### Task instructions
Filter the records below and copy every line containing the word "oral".

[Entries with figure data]
________
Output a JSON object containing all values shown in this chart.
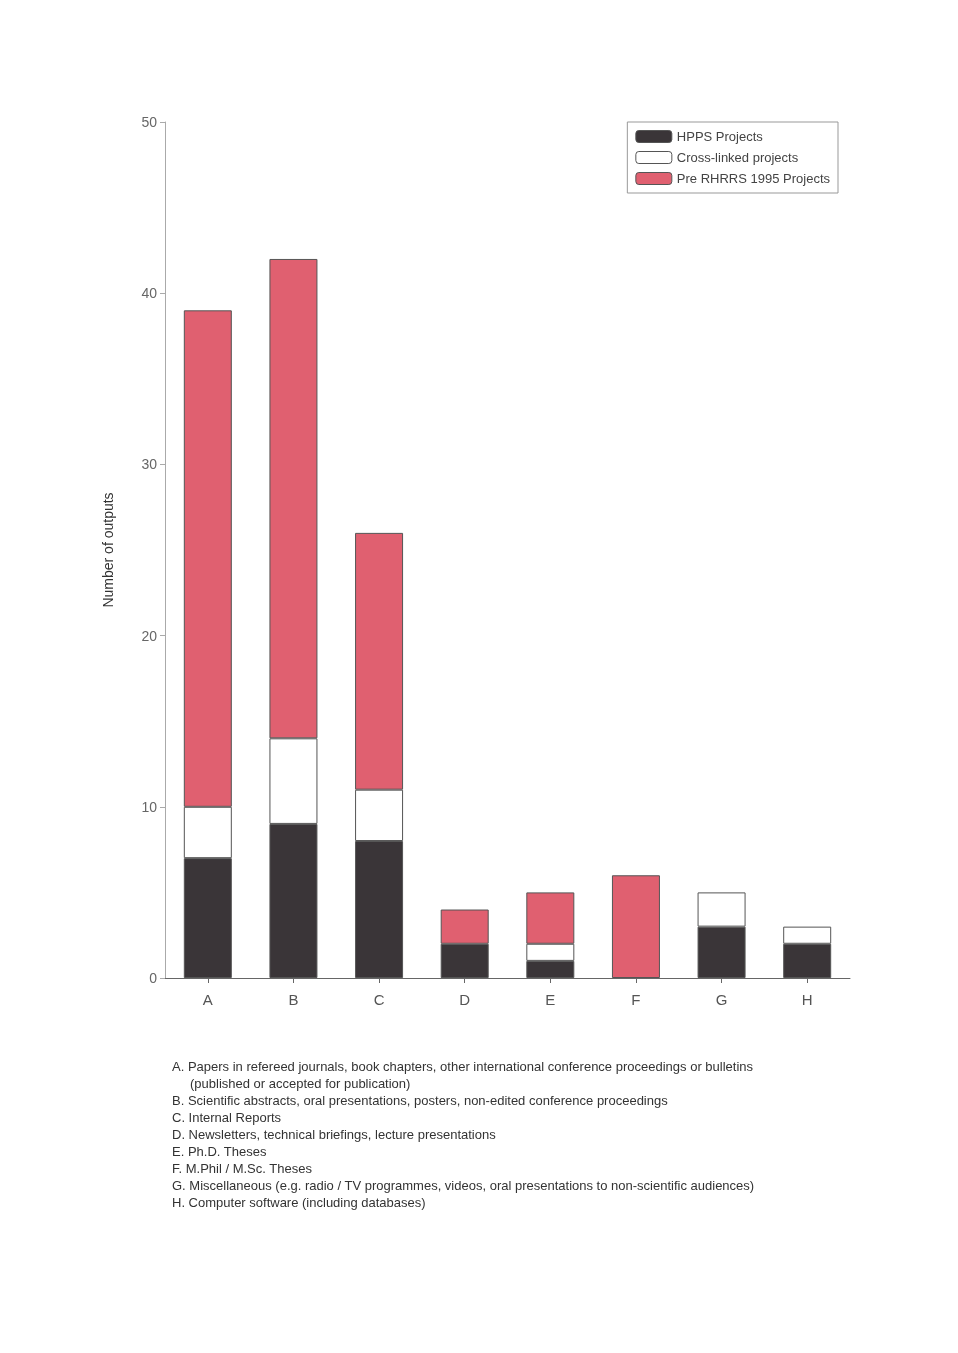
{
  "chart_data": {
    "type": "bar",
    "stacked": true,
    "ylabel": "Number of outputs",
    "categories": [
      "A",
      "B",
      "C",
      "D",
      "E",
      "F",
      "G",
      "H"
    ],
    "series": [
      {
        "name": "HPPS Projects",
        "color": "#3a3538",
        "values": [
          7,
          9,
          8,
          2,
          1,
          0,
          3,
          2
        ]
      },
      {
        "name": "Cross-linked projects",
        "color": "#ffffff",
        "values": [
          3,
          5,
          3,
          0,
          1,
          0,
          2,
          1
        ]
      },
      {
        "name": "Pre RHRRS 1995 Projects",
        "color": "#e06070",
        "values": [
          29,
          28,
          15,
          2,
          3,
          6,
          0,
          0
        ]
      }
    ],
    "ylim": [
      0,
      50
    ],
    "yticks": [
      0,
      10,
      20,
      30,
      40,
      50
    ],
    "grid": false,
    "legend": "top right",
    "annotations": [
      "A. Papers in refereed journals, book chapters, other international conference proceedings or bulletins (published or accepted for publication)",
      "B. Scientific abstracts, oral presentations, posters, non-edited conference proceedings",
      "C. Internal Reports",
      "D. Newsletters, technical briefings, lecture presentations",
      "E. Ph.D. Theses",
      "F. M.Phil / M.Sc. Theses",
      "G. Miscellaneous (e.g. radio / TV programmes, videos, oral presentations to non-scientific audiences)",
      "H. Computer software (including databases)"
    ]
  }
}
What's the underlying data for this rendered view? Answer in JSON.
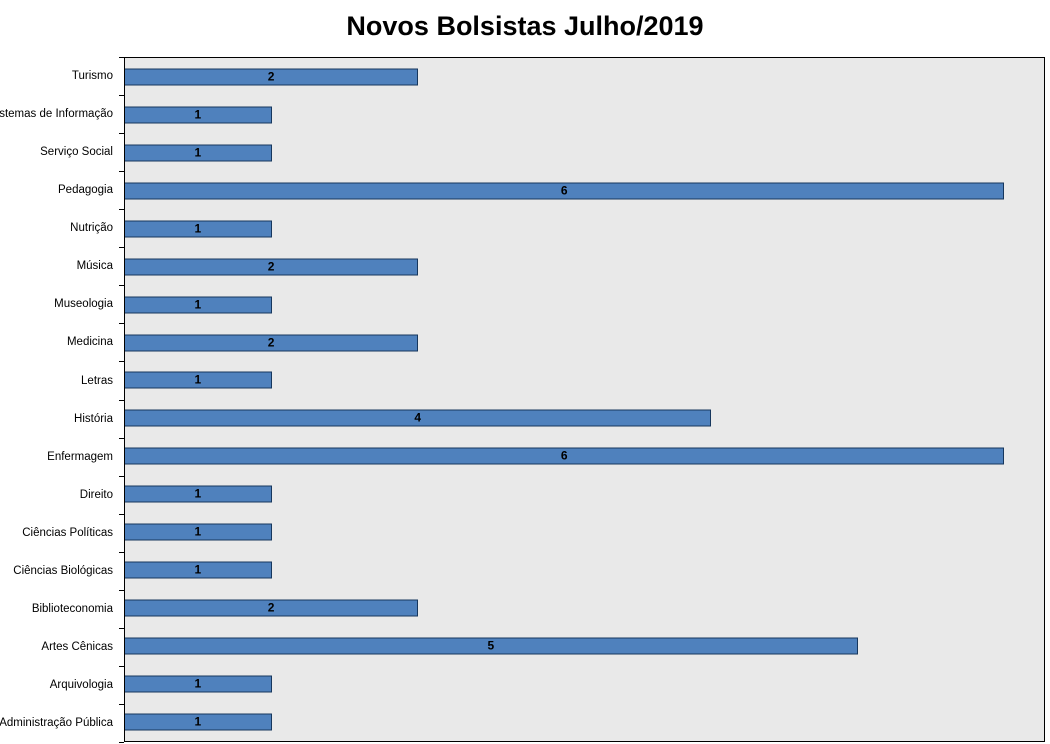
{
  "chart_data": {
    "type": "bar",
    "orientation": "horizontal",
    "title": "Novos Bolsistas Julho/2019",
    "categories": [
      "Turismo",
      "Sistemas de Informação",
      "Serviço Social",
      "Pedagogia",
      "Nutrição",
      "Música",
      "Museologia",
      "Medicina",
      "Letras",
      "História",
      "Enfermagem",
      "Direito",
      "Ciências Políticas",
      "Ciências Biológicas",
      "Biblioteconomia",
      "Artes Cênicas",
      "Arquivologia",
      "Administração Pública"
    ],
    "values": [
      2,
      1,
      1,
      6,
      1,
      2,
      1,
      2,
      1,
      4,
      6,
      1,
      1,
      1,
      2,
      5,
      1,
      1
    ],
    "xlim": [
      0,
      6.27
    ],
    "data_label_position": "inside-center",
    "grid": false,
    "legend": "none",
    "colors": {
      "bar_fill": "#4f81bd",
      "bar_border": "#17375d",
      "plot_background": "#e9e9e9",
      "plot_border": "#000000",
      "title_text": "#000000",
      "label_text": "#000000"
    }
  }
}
________
### Full response
      "B. Scientific abstracts, oral presentations, posters, non-edited conference proceedings",
      "G. Miscellaneous (e.g. radio / TV programmes, videos, oral presentations to non-scientific audiences)",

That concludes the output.